● **Work required**
In the listing below, find every line containing "title" and copy it out.

(Figure contents as structured data)
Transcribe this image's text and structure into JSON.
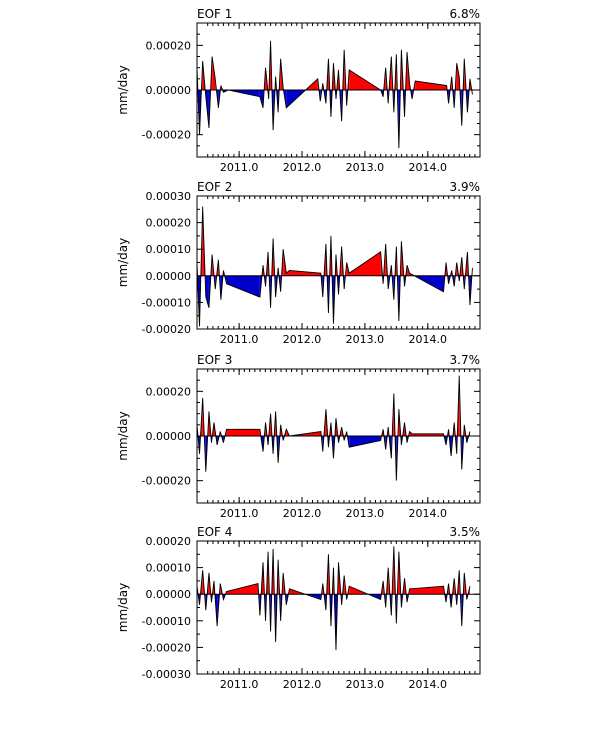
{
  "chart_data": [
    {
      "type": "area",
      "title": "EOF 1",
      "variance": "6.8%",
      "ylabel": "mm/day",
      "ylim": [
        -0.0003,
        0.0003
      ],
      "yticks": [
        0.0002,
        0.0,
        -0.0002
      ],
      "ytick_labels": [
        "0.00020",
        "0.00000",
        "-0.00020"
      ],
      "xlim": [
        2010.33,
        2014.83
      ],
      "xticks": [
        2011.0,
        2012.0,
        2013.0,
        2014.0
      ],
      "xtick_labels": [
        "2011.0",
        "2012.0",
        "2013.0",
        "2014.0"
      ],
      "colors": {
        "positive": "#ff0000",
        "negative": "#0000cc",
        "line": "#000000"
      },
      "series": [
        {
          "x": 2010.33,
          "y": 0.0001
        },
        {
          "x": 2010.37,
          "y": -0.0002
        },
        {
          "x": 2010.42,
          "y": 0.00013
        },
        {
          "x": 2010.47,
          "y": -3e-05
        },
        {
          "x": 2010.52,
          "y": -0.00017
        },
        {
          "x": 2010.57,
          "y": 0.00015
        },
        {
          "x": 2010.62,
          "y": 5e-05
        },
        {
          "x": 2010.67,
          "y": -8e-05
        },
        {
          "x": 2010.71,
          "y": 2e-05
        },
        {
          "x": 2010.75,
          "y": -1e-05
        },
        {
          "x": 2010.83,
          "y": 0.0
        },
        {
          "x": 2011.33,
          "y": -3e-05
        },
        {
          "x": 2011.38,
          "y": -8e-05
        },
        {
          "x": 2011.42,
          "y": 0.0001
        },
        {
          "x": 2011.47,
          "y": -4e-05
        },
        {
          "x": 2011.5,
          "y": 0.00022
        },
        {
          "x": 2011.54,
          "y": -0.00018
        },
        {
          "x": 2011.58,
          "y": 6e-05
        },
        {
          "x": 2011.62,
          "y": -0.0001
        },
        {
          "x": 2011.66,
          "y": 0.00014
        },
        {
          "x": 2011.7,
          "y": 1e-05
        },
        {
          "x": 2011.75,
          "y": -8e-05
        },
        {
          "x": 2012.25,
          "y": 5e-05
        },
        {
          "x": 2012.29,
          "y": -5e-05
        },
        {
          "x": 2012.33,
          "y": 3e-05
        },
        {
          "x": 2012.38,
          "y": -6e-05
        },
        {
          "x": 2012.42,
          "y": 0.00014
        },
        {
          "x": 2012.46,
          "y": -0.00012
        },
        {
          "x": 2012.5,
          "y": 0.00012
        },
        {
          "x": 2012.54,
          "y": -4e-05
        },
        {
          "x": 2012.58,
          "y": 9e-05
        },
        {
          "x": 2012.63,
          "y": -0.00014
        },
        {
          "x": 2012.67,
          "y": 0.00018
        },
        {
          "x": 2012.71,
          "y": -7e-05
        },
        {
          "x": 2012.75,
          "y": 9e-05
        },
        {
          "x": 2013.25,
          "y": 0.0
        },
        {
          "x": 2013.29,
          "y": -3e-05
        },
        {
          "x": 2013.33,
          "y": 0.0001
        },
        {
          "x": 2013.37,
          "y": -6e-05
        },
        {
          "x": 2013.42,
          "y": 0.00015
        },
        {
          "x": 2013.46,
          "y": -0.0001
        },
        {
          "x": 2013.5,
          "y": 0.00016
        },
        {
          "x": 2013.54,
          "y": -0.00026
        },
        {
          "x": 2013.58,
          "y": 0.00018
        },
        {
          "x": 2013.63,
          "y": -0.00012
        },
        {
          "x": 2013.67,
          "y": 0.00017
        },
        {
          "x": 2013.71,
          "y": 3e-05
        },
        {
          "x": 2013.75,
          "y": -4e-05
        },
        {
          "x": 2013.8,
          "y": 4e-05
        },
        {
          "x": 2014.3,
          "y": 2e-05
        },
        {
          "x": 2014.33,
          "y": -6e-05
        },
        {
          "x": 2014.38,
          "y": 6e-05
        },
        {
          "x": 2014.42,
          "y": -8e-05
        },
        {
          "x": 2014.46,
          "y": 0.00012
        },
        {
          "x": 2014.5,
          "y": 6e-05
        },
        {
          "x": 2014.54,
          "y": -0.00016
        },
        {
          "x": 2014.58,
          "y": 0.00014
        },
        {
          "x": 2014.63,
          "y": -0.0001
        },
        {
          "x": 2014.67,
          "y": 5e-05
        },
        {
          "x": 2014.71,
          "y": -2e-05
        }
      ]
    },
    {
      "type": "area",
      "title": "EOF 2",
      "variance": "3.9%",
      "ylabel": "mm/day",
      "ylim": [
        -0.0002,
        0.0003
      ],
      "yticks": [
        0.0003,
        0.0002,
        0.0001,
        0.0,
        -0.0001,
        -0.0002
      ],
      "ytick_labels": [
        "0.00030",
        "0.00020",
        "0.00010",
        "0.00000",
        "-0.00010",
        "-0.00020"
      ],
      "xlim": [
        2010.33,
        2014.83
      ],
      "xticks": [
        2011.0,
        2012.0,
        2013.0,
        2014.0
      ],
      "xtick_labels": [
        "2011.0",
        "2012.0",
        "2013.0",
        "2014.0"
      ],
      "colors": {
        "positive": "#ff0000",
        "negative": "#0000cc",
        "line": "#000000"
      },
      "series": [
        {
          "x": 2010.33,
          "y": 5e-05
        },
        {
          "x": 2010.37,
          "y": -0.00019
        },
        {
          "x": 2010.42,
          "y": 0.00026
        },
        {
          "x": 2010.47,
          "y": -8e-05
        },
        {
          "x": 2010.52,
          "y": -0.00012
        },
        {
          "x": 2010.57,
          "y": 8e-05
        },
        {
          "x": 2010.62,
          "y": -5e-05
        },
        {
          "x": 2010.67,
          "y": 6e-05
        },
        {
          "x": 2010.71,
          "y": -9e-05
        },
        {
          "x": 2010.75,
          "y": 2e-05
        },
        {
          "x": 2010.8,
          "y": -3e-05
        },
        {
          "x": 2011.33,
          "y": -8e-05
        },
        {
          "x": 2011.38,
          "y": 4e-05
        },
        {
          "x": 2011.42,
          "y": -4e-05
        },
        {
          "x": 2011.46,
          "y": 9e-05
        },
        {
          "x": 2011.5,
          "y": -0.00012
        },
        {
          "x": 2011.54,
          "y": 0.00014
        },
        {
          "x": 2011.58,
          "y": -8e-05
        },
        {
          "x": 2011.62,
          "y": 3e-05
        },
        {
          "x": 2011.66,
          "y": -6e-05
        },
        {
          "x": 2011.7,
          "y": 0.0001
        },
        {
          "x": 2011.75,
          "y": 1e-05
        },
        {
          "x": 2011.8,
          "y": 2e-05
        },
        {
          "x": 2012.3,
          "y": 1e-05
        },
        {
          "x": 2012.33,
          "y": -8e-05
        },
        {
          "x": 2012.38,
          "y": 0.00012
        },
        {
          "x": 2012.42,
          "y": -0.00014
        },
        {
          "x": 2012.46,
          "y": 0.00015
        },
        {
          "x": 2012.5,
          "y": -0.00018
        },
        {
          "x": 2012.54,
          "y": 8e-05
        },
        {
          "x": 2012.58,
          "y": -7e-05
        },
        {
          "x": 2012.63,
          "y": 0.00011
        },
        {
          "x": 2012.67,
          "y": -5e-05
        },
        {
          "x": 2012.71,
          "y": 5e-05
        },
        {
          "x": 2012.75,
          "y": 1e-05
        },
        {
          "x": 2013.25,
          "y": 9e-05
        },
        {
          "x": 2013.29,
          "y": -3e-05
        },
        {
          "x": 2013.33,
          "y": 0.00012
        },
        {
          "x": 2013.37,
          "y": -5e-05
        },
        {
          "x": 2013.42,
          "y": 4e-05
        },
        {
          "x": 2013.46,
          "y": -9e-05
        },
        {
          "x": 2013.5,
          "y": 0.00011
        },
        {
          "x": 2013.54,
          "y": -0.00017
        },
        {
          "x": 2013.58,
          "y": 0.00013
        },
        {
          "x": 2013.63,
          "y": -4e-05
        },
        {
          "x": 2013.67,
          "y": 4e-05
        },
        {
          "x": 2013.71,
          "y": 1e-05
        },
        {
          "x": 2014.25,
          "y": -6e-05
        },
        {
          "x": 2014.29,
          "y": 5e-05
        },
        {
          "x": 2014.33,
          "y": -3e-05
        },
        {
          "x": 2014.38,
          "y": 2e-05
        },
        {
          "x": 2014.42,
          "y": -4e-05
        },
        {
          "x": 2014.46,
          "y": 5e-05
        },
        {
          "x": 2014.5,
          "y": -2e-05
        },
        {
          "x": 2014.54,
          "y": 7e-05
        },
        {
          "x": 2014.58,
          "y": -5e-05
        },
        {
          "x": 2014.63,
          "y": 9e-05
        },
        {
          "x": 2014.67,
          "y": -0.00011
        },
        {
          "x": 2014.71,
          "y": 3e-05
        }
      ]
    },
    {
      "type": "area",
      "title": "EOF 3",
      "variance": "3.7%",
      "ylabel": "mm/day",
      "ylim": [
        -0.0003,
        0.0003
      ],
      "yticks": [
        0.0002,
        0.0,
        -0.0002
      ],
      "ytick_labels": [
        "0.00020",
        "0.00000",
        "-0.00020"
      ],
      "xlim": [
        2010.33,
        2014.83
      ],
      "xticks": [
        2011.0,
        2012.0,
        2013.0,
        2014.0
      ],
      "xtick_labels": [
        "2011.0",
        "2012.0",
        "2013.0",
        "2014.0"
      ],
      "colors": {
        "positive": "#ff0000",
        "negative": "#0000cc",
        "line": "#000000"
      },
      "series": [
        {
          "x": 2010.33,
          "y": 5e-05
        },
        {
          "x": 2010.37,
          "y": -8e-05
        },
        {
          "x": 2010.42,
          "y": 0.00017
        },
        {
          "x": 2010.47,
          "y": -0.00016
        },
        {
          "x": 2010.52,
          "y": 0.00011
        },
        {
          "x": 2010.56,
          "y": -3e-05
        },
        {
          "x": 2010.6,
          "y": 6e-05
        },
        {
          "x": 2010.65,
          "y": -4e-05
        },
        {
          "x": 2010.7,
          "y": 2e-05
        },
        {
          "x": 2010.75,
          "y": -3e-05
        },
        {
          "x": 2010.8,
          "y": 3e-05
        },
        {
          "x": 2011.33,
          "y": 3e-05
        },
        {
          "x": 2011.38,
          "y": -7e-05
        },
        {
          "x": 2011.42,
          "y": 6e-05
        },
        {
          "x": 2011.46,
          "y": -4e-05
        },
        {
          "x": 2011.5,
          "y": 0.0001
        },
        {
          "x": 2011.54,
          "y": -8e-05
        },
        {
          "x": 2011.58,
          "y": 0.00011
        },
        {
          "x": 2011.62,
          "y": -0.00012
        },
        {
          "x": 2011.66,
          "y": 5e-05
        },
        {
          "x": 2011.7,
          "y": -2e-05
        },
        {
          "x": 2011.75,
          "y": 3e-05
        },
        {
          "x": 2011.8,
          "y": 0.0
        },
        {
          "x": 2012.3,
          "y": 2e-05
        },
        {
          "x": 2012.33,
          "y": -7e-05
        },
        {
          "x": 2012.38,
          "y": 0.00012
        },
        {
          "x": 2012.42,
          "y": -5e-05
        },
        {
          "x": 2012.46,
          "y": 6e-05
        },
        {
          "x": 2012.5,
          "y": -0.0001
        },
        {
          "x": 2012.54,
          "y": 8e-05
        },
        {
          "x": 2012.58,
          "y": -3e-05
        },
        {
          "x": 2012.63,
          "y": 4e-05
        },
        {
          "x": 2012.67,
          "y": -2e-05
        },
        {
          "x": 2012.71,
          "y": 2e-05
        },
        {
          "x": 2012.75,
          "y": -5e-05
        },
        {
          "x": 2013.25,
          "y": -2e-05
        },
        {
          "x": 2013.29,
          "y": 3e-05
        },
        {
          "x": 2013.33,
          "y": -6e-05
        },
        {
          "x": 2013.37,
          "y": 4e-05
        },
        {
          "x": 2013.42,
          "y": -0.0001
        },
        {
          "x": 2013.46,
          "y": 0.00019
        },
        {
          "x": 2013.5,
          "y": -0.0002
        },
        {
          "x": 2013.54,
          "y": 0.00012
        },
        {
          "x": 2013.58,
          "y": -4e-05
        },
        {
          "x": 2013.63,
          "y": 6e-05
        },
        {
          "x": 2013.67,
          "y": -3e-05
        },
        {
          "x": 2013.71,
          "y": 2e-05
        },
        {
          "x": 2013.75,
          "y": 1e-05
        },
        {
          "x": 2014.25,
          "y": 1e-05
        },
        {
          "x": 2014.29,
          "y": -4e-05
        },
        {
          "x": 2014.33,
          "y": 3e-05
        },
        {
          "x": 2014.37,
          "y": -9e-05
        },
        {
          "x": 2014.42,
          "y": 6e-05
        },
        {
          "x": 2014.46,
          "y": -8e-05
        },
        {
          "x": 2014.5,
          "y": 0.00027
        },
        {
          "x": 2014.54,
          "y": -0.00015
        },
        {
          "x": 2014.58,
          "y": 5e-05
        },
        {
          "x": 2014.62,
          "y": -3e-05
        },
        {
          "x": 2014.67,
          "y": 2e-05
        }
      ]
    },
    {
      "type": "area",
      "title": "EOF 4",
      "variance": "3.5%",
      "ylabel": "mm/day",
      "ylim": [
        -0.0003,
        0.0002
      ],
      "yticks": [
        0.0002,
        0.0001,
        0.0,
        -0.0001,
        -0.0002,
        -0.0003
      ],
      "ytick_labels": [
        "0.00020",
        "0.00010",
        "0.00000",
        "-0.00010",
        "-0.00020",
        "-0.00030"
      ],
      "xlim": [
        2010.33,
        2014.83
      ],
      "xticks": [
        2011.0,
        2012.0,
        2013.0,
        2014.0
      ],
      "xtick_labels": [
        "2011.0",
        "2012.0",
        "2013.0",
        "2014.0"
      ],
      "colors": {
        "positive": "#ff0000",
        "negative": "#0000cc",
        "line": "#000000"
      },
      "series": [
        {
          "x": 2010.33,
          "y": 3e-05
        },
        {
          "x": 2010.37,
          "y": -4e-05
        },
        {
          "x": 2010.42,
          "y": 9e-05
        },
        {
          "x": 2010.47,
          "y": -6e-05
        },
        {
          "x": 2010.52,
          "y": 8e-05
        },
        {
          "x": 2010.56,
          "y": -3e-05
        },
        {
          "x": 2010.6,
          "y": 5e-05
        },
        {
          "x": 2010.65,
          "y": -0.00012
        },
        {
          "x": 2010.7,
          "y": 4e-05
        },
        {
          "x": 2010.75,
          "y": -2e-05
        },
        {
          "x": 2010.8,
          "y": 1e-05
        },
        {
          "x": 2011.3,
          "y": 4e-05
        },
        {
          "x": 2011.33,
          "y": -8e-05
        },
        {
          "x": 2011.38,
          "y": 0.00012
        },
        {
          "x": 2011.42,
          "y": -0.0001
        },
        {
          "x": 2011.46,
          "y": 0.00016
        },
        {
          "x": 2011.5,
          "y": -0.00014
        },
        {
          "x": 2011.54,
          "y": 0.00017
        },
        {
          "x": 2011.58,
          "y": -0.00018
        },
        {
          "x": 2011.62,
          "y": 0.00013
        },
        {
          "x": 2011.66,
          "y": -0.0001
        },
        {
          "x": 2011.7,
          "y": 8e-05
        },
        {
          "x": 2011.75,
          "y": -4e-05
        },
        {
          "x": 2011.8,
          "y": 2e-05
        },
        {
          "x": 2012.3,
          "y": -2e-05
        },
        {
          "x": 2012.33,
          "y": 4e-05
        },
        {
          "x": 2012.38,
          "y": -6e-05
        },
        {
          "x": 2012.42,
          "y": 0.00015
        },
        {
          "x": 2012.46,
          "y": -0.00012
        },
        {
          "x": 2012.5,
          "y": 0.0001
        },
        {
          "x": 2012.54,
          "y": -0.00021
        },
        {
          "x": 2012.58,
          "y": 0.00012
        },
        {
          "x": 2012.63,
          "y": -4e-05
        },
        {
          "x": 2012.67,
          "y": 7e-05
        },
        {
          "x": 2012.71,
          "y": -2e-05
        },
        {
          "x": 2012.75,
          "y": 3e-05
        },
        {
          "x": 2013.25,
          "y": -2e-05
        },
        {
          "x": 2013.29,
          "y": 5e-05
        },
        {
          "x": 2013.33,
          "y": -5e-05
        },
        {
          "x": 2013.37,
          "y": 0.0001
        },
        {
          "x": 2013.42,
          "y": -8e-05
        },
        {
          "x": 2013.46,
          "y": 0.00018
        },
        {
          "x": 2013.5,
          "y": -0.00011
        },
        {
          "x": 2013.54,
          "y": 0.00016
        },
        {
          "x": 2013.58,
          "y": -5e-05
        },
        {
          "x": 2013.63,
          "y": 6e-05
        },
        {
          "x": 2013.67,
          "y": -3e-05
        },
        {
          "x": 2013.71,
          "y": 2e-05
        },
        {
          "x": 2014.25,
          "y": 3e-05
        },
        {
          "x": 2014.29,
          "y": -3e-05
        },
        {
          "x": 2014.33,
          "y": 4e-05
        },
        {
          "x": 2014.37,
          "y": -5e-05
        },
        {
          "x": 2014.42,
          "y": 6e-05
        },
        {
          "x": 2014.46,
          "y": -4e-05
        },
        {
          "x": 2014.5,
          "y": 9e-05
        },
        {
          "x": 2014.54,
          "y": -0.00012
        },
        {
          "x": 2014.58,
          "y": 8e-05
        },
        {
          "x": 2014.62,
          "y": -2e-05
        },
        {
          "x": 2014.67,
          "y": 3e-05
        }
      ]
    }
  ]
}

● **Exercise output**
      "title": "EOF 1",
      "title": "EOF 2",
      "title": "EOF 3",
      "title": "EOF 4",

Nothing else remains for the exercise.